▸ Objective:
Output every line exactly as written. Leave out pictures.

┄┄┄┄┄┄

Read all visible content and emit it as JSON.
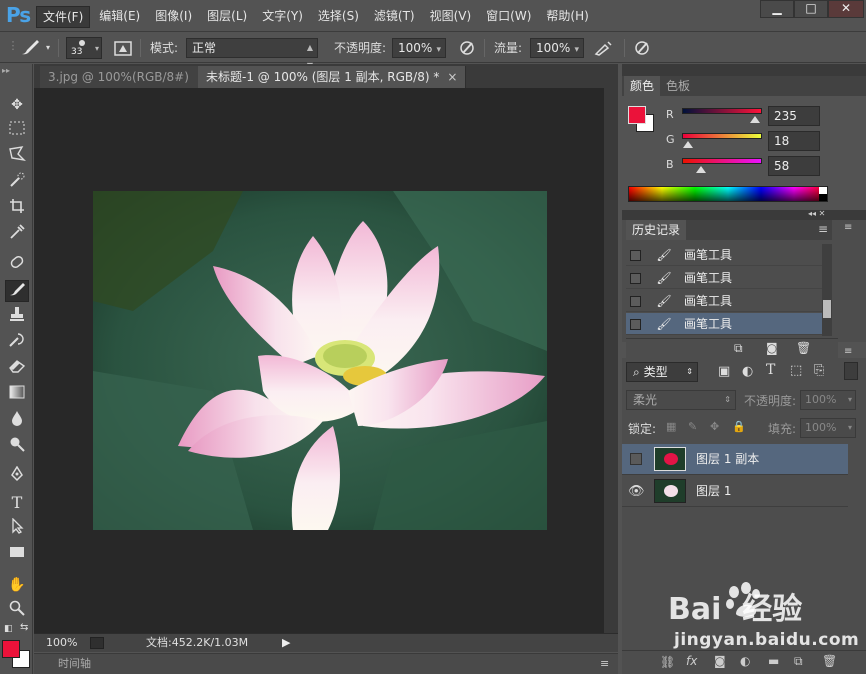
{
  "app": {
    "logo": "Ps"
  },
  "menu": [
    "文件(F)",
    "编辑(E)",
    "图像(I)",
    "图层(L)",
    "文字(Y)",
    "选择(S)",
    "滤镜(T)",
    "视图(V)",
    "窗口(W)",
    "帮助(H)"
  ],
  "window_controls": {
    "minimize": "▁",
    "maximize": "□",
    "close": "✕"
  },
  "options": {
    "brush_size": "33",
    "mode_label": "模式:",
    "mode_value": "正常",
    "opacity_label": "不透明度:",
    "opacity_value": "100%",
    "flow_label": "流量:",
    "flow_value": "100%"
  },
  "tabs": [
    {
      "label": "3.jpg @ 100%(RGB/8#)",
      "close": "×"
    },
    {
      "label": "未标题-1 @ 100% (图层 1 副本, RGB/8) *",
      "close": "×"
    }
  ],
  "status": {
    "zoom": "100%",
    "doc": "文档:452.2K/1.03M"
  },
  "timeline_label": "时间轴",
  "color_panel": {
    "tabs": [
      "颜色",
      "色板"
    ],
    "r_label": "R",
    "g_label": "G",
    "b_label": "B",
    "r": "235",
    "g": "18",
    "b": "58",
    "foreground": "#eb123a"
  },
  "history_panel": {
    "title": "历史记录",
    "items": [
      "画笔工具",
      "画笔工具",
      "画笔工具",
      "画笔工具"
    ]
  },
  "layers_panel": {
    "filter_label": "类型",
    "blend_mode": "柔光",
    "opacity_label": "不透明度:",
    "opacity_value": "100%",
    "lock_label": "锁定:",
    "fill_label": "填充:",
    "fill_value": "100%",
    "layers": [
      {
        "name": "图层 1 副本",
        "visible": false,
        "selected": true
      },
      {
        "name": "图层 1",
        "visible": true,
        "selected": false
      }
    ]
  },
  "watermark": {
    "brand": "Bai  经验",
    "url": "jingyan.baidu.com"
  }
}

┄┄┄┄┄┄

▸ Answer to this problem:
Read all visible content and emit it as JSON.
{
  "app": {
    "logo": "Ps"
  },
  "menu": [
    "文件(F)",
    "编辑(E)",
    "图像(I)",
    "图层(L)",
    "文字(Y)",
    "选择(S)",
    "滤镜(T)",
    "视图(V)",
    "窗口(W)",
    "帮助(H)"
  ],
  "window_controls": {
    "minimize": "▁",
    "maximize": "□",
    "close": "✕"
  },
  "options": {
    "brush_size": "33",
    "mode_label": "模式:",
    "mode_value": "正常",
    "opacity_label": "不透明度:",
    "opacity_value": "100%",
    "flow_label": "流量:",
    "flow_value": "100%"
  },
  "tabs": [
    {
      "label": "3.jpg @ 100%(RGB/8#)",
      "close": "×"
    },
    {
      "label": "未标题-1 @ 100% (图层 1 副本, RGB/8) *",
      "close": "×"
    }
  ],
  "status": {
    "zoom": "100%",
    "doc": "文档:452.2K/1.03M"
  },
  "timeline_label": "时间轴",
  "color_panel": {
    "tabs": [
      "颜色",
      "色板"
    ],
    "r_label": "R",
    "g_label": "G",
    "b_label": "B",
    "r": "235",
    "g": "18",
    "b": "58",
    "foreground": "#eb123a"
  },
  "history_panel": {
    "title": "历史记录",
    "items": [
      "画笔工具",
      "画笔工具",
      "画笔工具",
      "画笔工具"
    ]
  },
  "layers_panel": {
    "filter_label": "类型",
    "blend_mode": "柔光",
    "opacity_label": "不透明度:",
    "opacity_value": "100%",
    "lock_label": "锁定:",
    "fill_label": "填充:",
    "fill_value": "100%",
    "layers": [
      {
        "name": "图层 1 副本",
        "visible": false,
        "selected": true
      },
      {
        "name": "图层 1",
        "visible": true,
        "selected": false
      }
    ]
  },
  "watermark": {
    "brand": "Bai  经验",
    "url": "jingyan.baidu.com"
  }
}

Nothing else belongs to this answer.